Objective: Pull every "JSON" line out of the data below.

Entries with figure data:

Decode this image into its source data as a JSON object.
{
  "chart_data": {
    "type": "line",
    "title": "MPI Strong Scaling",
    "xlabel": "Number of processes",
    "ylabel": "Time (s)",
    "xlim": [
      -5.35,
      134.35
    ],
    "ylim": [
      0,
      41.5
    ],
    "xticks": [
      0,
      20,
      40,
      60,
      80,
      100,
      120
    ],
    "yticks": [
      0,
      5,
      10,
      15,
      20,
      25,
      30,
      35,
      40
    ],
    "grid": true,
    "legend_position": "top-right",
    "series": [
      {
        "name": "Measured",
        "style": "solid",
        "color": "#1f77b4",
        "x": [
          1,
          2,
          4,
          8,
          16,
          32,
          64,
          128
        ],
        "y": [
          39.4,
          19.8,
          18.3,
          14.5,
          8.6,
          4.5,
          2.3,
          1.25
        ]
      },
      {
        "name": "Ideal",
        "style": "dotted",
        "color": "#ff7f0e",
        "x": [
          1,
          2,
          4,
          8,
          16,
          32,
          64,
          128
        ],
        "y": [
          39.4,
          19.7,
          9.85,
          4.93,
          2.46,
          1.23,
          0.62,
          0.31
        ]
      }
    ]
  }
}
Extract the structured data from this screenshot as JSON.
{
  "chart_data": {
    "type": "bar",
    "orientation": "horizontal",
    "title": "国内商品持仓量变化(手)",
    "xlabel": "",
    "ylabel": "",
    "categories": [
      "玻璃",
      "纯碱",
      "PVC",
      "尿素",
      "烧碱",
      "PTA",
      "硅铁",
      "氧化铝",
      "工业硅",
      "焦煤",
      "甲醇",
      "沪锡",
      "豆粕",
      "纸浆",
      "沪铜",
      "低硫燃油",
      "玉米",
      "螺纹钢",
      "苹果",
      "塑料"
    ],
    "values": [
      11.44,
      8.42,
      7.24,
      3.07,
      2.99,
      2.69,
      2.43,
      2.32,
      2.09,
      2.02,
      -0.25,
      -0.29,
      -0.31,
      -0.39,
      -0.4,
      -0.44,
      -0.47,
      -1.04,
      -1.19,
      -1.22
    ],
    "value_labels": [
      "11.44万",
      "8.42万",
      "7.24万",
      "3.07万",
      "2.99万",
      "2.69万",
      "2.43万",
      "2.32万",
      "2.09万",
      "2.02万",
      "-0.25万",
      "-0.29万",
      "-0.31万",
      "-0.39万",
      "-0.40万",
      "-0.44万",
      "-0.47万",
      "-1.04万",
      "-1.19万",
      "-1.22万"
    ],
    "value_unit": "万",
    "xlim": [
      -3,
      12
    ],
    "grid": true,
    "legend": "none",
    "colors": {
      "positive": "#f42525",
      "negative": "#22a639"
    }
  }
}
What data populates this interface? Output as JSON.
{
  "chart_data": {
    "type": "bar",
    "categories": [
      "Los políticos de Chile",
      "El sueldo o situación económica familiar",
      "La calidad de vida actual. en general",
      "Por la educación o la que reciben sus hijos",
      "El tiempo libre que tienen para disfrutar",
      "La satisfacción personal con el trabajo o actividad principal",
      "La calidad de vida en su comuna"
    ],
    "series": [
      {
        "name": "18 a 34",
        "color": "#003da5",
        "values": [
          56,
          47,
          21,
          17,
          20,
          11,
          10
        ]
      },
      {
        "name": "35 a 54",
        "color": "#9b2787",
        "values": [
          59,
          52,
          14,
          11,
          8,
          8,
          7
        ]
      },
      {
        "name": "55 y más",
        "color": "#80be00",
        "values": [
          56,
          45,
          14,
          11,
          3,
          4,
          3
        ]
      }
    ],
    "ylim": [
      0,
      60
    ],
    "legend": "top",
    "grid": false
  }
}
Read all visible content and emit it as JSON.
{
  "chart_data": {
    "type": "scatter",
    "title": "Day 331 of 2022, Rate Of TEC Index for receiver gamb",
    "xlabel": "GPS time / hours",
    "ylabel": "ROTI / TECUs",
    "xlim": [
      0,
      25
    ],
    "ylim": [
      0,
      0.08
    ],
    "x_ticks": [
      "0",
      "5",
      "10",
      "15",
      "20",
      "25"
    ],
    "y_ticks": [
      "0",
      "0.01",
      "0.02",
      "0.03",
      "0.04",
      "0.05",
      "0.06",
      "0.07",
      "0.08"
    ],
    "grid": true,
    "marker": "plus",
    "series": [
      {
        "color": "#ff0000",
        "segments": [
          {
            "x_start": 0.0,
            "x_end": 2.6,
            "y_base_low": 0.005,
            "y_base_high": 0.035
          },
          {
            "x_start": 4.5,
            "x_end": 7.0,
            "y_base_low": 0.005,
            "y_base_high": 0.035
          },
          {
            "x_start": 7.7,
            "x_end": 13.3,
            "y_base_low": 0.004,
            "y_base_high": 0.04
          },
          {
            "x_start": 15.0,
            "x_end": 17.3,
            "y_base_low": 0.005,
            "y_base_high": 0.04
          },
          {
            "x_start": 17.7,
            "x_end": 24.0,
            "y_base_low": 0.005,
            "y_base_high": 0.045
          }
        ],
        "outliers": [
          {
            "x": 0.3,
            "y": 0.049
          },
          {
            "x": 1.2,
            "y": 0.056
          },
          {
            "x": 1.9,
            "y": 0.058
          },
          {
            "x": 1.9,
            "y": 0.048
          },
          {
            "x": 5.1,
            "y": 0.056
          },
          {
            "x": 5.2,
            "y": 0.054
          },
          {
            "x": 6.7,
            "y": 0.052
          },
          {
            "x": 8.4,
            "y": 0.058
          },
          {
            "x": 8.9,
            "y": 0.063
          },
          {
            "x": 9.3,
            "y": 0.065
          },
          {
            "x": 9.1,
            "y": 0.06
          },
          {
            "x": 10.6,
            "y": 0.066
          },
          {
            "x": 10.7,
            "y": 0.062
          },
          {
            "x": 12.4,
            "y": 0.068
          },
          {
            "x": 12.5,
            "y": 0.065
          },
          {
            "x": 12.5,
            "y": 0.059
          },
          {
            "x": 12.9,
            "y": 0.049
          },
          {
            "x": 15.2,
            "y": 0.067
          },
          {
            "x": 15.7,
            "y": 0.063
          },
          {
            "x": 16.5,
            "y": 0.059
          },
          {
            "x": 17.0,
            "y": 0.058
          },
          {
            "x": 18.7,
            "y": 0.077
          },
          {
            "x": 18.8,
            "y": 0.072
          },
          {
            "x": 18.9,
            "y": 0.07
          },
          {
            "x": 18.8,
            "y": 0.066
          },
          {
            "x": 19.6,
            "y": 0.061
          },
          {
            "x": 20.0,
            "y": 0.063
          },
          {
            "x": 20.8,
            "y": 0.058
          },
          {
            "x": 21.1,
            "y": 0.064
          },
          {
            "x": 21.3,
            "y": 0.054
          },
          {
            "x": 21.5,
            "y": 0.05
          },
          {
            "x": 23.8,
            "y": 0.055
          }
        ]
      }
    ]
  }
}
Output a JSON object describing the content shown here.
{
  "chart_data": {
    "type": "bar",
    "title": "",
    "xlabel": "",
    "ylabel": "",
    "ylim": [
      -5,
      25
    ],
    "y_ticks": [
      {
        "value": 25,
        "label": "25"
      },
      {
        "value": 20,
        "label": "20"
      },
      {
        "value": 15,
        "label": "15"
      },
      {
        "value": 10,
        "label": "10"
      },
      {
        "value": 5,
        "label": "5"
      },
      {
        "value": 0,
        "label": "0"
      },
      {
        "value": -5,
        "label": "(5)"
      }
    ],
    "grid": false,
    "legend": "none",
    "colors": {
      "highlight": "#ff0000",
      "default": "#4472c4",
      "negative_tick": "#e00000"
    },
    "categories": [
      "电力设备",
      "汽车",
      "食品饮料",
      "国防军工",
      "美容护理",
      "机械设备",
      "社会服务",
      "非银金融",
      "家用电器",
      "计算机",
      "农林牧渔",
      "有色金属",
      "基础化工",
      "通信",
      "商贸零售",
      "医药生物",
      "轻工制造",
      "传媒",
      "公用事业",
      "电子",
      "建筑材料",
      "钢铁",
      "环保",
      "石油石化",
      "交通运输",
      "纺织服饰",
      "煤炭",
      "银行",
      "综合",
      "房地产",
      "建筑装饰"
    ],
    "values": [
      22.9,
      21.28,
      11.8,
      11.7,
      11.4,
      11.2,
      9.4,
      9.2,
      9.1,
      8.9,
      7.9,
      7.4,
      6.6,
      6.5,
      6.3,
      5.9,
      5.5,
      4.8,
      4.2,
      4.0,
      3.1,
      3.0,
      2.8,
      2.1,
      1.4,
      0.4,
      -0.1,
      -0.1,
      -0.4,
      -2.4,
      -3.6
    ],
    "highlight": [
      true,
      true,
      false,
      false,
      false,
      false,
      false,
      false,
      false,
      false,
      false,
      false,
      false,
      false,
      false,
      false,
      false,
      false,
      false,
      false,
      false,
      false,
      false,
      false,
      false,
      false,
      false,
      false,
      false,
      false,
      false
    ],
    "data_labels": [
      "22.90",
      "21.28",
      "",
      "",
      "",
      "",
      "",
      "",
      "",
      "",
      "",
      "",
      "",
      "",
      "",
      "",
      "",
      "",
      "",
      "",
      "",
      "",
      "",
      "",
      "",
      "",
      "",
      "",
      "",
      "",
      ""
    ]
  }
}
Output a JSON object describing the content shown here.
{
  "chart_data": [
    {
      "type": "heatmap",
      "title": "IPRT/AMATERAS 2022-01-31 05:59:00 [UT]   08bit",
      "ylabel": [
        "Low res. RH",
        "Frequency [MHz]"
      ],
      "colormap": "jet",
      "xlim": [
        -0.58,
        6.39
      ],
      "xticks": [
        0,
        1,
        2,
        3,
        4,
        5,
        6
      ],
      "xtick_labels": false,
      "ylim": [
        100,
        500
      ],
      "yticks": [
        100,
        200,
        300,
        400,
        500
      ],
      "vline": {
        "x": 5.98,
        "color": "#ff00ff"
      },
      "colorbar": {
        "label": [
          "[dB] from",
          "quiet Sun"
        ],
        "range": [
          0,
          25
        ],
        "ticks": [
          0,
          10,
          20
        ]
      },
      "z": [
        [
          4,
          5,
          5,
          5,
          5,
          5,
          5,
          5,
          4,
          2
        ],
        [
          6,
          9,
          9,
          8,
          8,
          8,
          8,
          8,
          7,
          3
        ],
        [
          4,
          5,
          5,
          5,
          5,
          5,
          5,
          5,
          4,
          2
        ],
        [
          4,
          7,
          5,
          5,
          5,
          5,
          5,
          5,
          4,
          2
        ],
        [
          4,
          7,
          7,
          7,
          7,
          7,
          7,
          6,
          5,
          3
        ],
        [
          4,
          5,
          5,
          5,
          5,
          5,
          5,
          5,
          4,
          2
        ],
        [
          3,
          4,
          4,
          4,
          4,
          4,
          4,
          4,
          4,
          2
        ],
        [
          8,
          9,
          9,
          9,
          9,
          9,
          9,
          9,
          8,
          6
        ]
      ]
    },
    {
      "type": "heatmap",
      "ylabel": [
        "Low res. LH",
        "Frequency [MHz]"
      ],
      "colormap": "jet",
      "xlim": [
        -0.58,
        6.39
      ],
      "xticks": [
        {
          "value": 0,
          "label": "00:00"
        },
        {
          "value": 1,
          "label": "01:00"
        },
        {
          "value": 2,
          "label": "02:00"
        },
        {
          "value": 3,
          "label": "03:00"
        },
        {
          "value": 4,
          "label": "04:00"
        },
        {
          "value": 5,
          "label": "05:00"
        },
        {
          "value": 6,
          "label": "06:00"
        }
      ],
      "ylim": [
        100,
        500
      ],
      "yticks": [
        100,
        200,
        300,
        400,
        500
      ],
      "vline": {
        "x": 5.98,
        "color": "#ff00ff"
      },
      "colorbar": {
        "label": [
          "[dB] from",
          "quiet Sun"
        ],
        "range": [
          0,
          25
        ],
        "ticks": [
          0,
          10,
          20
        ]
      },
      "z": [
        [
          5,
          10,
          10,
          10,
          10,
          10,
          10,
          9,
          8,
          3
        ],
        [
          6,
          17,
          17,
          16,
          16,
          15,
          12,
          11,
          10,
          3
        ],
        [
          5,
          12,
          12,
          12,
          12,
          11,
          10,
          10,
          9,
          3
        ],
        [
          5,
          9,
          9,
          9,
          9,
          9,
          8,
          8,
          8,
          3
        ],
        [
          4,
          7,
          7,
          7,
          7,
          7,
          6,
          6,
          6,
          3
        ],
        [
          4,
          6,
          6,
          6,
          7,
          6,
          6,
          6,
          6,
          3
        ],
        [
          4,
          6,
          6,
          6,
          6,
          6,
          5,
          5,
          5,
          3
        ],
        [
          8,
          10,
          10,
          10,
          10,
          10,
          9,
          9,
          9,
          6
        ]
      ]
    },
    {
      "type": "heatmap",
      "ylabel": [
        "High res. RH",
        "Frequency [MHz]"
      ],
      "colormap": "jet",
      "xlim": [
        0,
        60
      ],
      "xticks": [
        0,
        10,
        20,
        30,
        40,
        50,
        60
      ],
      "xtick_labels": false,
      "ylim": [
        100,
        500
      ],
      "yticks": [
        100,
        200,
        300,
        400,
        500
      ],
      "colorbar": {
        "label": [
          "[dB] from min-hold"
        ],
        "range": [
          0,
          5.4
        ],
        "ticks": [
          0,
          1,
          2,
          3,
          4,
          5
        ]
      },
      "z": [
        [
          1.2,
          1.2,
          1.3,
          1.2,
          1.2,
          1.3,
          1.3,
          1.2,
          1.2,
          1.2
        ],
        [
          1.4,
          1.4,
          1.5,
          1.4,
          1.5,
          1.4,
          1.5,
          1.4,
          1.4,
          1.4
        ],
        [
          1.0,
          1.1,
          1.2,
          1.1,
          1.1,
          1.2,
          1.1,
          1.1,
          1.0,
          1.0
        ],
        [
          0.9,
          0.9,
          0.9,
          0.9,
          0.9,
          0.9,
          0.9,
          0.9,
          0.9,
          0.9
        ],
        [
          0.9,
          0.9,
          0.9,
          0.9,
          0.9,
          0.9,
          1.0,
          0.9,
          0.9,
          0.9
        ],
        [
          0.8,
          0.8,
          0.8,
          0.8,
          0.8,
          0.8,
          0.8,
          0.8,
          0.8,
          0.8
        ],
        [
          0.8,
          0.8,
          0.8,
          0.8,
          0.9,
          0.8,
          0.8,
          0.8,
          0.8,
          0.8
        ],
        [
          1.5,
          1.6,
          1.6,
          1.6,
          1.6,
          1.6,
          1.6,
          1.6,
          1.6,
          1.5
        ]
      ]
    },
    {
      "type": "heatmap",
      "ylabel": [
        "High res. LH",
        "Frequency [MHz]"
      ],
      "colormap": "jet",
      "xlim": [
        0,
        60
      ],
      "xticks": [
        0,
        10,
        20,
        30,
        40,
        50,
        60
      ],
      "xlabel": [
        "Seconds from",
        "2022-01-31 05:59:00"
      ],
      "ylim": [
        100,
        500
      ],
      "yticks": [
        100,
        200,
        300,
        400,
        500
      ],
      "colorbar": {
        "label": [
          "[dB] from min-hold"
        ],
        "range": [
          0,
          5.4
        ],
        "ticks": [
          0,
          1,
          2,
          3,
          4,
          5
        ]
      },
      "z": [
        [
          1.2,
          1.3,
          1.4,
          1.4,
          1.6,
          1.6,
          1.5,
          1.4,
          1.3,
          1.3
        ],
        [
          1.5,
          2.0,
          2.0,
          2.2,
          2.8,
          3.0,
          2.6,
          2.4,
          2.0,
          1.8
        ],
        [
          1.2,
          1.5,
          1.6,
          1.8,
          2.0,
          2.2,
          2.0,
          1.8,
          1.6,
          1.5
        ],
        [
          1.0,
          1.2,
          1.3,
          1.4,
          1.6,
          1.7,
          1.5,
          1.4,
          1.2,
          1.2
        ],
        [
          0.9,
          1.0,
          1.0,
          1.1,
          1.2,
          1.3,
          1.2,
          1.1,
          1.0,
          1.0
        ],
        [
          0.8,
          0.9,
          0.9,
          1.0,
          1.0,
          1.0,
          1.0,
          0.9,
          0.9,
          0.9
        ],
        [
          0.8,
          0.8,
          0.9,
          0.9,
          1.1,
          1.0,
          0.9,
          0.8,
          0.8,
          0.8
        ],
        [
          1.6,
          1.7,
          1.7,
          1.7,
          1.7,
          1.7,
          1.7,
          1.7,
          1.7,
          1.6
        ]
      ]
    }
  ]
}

Answer:
Decode this image into its source data as a JSON object.
Extract the structured data from this screenshot as JSON.
What data populates this interface? Output as JSON.
Read all visible content and emit it as JSON.
Output a JSON object describing the content shown here.
Output a JSON object describing the content shown here.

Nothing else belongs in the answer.